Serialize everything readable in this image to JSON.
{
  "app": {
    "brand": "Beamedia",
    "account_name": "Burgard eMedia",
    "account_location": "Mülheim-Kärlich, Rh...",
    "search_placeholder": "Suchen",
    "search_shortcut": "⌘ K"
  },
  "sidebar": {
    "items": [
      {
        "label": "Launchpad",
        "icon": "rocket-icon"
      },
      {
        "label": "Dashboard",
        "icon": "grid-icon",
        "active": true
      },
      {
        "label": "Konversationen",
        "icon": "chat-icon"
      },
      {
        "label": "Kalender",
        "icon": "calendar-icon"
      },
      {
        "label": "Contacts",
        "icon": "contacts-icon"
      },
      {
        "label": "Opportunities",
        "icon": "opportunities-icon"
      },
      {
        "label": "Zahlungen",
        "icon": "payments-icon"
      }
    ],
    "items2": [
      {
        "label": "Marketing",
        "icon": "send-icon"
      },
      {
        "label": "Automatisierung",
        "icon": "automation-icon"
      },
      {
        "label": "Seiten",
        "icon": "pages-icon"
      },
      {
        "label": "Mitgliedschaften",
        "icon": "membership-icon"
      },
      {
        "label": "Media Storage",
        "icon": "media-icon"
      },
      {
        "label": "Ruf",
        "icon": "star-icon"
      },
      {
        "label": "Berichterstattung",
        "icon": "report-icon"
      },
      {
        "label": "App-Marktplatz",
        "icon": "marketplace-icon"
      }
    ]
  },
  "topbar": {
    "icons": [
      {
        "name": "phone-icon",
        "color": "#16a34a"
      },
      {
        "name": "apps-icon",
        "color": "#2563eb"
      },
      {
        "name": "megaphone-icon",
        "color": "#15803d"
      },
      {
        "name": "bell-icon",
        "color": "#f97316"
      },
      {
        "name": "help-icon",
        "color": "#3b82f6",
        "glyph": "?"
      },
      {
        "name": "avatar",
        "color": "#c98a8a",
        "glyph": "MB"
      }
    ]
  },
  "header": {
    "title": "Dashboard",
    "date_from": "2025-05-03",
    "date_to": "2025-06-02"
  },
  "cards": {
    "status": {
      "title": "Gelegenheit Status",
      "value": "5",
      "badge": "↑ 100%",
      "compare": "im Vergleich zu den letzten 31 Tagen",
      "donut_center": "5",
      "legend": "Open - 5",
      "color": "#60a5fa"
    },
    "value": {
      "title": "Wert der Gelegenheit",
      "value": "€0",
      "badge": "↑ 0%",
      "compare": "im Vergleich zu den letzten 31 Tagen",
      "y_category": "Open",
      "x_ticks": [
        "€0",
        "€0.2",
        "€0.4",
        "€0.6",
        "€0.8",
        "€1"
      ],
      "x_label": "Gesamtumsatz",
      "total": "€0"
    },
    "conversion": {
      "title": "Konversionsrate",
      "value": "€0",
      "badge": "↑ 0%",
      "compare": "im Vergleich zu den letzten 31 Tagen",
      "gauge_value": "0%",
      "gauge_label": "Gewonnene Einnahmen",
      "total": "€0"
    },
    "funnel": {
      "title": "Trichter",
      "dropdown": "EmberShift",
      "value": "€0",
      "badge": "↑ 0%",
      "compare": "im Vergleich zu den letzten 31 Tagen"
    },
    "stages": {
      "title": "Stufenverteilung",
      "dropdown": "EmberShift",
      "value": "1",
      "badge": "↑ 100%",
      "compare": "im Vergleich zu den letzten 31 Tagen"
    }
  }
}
________________
What you have to do: Pull every line holding "Gelegenheit" out of the records.

Worked answer:
      "title": "Gelegenheit Status",
      "title": "Wert der Gelegenheit",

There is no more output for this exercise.